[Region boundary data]
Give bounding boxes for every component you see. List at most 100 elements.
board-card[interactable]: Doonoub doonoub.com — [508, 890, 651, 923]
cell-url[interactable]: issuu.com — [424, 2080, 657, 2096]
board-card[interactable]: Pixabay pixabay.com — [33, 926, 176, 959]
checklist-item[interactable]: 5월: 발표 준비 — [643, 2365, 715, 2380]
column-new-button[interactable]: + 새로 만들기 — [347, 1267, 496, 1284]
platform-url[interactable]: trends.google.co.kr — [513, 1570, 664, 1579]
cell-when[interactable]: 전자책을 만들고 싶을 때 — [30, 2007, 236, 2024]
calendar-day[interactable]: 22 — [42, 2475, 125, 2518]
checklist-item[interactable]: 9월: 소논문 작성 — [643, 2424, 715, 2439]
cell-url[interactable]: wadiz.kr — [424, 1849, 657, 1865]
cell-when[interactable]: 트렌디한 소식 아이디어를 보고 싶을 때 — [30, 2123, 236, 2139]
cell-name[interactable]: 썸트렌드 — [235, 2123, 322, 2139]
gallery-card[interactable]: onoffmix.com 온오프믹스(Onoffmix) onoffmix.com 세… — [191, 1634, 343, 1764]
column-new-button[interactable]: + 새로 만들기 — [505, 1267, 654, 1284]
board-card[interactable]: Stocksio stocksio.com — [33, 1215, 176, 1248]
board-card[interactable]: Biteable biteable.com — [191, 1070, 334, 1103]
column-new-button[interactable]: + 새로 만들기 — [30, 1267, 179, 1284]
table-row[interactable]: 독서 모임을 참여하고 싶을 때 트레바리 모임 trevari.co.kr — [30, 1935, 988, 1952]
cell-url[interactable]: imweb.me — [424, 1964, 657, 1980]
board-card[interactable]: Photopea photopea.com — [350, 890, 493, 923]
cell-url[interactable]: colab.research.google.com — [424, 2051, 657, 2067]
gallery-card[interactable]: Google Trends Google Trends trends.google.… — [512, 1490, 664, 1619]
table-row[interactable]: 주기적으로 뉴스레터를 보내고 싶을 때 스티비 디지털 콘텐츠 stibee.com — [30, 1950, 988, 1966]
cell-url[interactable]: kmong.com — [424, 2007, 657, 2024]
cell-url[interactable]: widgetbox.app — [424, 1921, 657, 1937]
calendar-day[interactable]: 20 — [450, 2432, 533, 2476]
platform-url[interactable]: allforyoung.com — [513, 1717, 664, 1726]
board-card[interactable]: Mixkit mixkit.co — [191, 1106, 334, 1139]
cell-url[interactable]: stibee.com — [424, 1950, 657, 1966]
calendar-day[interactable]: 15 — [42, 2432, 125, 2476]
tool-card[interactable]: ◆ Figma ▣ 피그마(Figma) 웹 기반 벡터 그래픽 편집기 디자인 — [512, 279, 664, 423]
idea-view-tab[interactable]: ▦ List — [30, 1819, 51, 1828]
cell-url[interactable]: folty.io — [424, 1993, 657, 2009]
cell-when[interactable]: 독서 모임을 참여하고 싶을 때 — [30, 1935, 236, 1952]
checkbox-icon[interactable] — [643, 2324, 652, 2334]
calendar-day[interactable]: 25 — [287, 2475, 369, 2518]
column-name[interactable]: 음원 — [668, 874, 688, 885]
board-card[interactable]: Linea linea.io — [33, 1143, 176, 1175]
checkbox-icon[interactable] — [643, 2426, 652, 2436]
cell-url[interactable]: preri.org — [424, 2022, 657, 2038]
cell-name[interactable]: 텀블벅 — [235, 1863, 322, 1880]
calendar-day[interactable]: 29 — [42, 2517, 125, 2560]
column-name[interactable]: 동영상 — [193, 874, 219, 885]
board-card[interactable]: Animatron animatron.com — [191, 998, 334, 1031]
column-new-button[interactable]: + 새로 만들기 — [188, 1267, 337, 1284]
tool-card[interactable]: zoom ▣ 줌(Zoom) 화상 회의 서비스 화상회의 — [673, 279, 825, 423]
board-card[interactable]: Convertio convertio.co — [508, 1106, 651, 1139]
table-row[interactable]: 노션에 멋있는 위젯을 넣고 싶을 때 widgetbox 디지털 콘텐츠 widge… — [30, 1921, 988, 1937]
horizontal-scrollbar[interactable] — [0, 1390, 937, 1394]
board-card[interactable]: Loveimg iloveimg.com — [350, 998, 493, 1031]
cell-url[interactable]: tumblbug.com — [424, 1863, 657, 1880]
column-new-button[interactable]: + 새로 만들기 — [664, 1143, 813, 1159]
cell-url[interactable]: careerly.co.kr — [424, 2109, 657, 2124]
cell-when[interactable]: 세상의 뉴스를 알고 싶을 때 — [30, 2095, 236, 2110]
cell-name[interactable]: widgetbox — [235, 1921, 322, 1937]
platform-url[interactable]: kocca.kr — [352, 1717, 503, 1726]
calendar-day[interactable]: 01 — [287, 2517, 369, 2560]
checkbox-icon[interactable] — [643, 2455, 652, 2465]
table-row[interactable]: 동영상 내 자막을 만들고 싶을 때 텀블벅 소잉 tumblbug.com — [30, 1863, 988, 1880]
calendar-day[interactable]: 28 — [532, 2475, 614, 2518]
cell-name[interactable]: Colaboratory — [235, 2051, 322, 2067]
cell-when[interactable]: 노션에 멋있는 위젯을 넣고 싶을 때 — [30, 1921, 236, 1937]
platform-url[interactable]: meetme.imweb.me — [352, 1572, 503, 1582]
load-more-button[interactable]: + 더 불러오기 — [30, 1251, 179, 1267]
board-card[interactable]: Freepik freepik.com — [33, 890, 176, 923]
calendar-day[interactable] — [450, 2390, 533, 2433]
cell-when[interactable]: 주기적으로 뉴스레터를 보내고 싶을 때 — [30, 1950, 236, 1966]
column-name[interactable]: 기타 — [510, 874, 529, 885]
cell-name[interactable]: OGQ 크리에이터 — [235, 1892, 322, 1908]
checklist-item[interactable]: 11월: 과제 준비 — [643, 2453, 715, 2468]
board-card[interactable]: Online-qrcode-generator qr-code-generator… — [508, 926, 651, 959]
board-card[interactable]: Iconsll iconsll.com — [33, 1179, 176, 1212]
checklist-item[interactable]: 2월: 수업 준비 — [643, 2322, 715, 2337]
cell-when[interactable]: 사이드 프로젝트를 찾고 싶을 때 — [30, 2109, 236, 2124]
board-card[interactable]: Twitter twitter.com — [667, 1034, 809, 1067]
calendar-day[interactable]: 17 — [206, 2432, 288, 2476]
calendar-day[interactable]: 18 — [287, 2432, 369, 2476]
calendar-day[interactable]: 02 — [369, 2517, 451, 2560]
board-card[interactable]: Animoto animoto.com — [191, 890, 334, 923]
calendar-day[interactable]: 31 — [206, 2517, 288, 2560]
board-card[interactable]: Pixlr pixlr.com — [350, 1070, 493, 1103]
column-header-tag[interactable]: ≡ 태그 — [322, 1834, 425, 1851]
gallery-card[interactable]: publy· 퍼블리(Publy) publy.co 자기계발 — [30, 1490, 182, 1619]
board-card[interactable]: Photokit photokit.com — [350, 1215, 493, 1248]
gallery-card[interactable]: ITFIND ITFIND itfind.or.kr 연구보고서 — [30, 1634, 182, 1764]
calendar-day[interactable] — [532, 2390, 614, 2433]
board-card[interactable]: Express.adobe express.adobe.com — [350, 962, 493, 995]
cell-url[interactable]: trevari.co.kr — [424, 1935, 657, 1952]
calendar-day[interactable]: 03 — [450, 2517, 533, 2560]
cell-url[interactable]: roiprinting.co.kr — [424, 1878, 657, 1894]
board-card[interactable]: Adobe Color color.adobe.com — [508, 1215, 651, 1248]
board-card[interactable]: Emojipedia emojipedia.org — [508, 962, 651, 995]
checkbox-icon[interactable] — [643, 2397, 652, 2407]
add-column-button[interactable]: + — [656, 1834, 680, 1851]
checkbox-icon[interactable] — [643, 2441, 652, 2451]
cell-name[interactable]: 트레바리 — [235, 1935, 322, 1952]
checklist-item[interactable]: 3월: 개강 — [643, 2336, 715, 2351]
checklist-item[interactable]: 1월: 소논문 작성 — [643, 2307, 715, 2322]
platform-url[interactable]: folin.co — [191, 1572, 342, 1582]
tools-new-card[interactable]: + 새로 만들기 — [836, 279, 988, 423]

DIRECTION
Can you give the lines of the data, from the very beginning through the line that contains "checklist-item[interactable]: 9월: 소논문", as a JSON list of strings with one string per line and blank lines omitted?

SOLUTION
[
  "Give bounding boxes for every component you see. List at most 100 elements.",
  "board-card[interactable]: Doonoub doonoub.com — [508, 890, 651, 923]",
  "cell-url[interactable]: issuu.com — [424, 2080, 657, 2096]",
  "board-card[interactable]: Pixabay pixabay.com — [33, 926, 176, 959]",
  "checklist-item[interactable]: 5월: 발표 준비 — [643, 2365, 715, 2380]",
  "column-new-button[interactable]: + 새로 만들기 — [347, 1267, 496, 1284]",
  "platform-url[interactable]: trends.google.co.kr — [513, 1570, 664, 1579]",
  "cell-when[interactable]: 전자책을 만들고 싶을 때 — [30, 2007, 236, 2024]",
  "calendar-day[interactable]: 22 — [42, 2475, 125, 2518]",
  "checklist-item[interactable]: 9월: 소논문 작성 — [643, 2424, 715, 2439]"
]